--- START ---
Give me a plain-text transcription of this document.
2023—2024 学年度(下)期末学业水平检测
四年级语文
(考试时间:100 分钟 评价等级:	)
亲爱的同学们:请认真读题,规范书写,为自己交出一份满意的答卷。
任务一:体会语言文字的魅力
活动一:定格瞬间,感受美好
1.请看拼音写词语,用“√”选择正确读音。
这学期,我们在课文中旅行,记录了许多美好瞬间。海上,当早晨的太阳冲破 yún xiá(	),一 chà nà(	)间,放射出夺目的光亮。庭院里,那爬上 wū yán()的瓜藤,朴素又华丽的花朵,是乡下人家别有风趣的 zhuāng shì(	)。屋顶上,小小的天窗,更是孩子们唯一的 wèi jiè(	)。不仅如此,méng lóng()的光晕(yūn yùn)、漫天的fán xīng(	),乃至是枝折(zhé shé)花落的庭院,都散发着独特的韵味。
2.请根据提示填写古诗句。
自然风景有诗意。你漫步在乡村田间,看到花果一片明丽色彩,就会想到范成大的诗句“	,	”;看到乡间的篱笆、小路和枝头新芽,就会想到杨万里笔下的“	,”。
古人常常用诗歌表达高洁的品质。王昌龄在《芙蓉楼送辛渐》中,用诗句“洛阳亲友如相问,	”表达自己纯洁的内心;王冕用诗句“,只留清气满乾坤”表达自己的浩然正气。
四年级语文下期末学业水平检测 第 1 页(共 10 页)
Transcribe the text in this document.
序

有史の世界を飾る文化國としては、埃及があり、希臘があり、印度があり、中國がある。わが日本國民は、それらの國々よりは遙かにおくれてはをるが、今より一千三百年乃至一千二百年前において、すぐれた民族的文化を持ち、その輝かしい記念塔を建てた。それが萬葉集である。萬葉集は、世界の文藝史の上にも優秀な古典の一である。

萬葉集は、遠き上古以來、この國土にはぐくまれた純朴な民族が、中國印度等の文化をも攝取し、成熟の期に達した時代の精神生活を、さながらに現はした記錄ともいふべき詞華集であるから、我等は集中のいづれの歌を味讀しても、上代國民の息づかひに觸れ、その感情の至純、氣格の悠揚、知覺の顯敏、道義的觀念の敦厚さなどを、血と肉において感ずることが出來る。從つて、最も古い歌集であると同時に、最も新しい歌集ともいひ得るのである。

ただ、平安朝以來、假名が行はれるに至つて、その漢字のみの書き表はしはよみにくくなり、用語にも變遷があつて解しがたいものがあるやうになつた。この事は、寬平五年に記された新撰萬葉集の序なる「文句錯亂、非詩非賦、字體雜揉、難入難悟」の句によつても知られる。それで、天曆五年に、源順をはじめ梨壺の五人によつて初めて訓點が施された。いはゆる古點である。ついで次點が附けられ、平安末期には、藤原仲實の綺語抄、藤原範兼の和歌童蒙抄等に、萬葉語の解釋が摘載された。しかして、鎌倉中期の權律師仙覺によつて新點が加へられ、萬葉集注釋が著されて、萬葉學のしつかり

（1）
--- END ---
Copy in full each line that holds the word "萬葉集は".

有史の世界を飾る文化國としては、埃及があり、希臘があり、印度があり、中國がある。わが日本國民は、それらの國々よりは遙かにおくれてはをるが、今より一千三百年乃至一千二百年前において、すぐれた民族的文化を持ち、その輝かしい記念塔を建てた。それが萬葉集である。萬葉集は、世界の文藝史の上にも優秀な古典の一である。
萬葉集は、遠き上古以來、この國土にはぐくまれた純朴な民族が、中國印度等の文化をも攝取し、成熟の期に達した時代の精神生活を、さながらに現はした記錄ともいふべき詞華集であるから、我等は集中のいづれの歌を味讀しても、上代國民の息づかひに觸れ、その感情の至純、氣格の悠揚、知覺の顯敏、道義的觀念の敦厚さなどを、血と肉において感ずることが出來る。從つて、最も古い歌集であると同時に、最も新しい歌集ともいひ得るのである。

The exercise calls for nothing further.